TEXT
○ ○ ○ ○ ○ ○ ○

Instead, the People contend that the act of leaving a building which may have been the scene of drug transactions in the past, *9in conjunction with the defendant’s nervousness and his failure to respond truthfully to police questions (and he had a perfect right not to answer at all), provided the police with an adequate basis for a search of his shopping bag. While the People place great significance in the fact that the defendant was holding a stack of envelopes in his hand when he first came out onto the street, they were ordinary white envelopes, not glassine, and they were not being passed or exchanged. Surely, carrying plain white three- by six-inch envelopes is susceptible of innocent interpretation. These envelopes might easily have contained letters which the defendant was planning to mail, or payroll checks or any number of other items. Indeed, notwithstanding any testimony to the contrary by the arresting officer, white envelopes of the size involved here are simply not utilized as packaging for narcotics, and the possession of such envelopes is not consistent with the belief that drug-related activity is afoot.

○ ○ ○ ○ ○ ○ ○

RECORD EXTRACTS

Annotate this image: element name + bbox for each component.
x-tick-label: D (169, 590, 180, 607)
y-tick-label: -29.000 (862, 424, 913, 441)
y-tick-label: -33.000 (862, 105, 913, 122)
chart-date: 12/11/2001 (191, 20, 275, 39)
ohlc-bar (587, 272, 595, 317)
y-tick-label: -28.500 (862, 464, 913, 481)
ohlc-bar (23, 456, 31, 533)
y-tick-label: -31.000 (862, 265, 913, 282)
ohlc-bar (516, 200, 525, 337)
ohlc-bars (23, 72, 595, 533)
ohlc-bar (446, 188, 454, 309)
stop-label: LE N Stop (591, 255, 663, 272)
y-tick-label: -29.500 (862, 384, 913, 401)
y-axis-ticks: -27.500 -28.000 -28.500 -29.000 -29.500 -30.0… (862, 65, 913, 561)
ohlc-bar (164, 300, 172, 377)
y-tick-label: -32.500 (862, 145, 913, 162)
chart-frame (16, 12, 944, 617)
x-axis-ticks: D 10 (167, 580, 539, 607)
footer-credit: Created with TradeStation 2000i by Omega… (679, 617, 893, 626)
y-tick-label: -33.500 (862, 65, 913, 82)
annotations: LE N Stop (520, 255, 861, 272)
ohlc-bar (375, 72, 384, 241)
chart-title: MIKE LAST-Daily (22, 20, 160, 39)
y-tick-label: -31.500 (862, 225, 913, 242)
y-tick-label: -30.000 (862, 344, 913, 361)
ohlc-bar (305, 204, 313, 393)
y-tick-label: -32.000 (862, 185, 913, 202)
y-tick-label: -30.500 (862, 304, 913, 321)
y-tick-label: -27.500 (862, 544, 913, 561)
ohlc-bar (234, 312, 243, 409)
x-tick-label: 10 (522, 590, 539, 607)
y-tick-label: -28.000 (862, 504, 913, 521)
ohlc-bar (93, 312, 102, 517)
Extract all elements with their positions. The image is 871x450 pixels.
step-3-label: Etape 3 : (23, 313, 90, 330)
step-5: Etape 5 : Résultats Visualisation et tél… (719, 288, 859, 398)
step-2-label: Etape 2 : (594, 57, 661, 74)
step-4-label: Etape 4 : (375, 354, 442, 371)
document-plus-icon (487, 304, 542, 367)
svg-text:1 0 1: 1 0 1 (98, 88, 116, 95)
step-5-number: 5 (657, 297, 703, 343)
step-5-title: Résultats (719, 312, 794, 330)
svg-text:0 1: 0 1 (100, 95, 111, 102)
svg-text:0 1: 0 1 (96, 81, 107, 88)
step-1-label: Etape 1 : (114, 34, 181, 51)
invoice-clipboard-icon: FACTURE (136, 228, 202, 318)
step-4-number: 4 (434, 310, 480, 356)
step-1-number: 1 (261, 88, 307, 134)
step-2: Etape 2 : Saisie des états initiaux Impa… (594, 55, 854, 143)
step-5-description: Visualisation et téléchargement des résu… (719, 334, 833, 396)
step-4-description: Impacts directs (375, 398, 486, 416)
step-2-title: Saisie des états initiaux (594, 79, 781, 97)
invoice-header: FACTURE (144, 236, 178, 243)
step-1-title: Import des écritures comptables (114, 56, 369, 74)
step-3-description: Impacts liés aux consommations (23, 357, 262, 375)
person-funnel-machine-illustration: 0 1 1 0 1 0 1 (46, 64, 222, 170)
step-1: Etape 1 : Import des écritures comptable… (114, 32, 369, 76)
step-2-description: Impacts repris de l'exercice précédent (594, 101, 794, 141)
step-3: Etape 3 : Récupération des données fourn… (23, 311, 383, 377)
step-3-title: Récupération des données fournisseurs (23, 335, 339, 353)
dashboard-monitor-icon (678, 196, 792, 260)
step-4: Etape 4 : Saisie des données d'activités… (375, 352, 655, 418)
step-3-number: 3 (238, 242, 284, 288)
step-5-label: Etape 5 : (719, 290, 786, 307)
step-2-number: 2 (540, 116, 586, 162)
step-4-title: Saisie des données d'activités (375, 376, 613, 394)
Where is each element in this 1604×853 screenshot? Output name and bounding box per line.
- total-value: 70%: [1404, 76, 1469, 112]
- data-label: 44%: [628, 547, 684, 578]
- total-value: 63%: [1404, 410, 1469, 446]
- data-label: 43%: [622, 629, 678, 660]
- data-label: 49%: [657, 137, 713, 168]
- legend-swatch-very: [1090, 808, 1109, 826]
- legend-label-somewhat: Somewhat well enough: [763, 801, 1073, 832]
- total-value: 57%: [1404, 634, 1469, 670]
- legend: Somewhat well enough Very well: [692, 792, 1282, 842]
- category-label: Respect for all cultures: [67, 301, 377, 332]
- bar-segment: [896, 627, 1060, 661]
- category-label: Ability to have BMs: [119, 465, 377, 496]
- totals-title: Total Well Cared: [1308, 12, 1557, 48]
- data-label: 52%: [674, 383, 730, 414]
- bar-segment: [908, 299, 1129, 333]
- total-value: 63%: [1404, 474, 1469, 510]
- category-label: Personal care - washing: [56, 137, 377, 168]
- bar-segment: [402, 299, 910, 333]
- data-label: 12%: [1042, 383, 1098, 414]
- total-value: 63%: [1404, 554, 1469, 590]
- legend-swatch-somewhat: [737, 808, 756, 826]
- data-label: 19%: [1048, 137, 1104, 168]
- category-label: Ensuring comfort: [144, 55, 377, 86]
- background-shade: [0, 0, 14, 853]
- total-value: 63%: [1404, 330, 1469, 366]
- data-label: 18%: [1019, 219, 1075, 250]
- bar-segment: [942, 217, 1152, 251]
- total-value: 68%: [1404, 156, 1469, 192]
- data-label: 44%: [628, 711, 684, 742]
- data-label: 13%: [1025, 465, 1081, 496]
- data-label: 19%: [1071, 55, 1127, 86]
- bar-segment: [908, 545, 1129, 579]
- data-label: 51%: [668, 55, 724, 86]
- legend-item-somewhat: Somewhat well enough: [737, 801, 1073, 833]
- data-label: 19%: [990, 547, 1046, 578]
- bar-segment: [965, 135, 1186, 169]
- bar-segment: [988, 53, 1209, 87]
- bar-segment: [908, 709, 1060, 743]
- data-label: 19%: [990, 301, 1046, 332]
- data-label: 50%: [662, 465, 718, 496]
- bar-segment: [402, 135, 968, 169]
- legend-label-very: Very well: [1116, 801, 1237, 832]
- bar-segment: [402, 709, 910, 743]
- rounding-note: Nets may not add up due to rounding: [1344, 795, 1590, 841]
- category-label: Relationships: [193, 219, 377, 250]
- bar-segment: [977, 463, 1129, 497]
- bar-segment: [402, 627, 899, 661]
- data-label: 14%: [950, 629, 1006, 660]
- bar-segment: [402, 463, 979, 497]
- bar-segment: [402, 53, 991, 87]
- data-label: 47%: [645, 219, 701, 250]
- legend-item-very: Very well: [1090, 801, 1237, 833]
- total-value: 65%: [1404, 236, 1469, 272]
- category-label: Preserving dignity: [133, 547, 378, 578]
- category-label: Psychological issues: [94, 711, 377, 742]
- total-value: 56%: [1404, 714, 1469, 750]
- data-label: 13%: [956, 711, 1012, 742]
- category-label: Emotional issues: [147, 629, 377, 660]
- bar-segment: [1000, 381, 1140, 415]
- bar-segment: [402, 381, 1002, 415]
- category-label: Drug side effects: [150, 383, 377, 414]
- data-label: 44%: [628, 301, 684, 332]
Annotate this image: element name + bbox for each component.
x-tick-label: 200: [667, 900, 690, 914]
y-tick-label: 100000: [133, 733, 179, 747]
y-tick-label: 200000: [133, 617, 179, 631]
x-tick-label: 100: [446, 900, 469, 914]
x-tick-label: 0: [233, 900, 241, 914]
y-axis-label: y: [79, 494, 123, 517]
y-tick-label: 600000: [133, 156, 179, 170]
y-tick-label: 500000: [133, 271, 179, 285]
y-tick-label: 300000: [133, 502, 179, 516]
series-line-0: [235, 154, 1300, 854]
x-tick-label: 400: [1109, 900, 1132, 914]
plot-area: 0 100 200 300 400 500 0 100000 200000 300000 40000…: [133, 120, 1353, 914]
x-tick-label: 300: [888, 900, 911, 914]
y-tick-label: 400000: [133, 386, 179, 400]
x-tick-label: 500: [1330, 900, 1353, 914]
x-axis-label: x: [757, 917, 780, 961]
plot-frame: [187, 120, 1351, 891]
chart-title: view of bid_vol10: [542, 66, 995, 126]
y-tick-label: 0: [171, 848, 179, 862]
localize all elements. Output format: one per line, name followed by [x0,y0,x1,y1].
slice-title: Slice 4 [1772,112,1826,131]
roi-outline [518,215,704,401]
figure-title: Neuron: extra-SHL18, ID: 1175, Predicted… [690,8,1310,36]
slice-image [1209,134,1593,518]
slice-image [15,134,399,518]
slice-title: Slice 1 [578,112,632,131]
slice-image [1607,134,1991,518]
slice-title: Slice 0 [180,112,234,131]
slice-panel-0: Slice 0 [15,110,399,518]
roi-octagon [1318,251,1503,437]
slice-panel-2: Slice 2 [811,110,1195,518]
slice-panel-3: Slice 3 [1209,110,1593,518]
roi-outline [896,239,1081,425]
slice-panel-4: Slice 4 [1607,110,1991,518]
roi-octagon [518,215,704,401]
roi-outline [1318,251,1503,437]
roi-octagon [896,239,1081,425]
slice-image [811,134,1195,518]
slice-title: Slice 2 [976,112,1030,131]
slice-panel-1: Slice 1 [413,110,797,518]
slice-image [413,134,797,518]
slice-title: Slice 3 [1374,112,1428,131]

○ ○ ○ ○ ○ ○ ○

THE TASK
In the text, what size were the envelopes the defendant held when he first came out onto the street?

FINISHED EXERCISE
Three by six inches.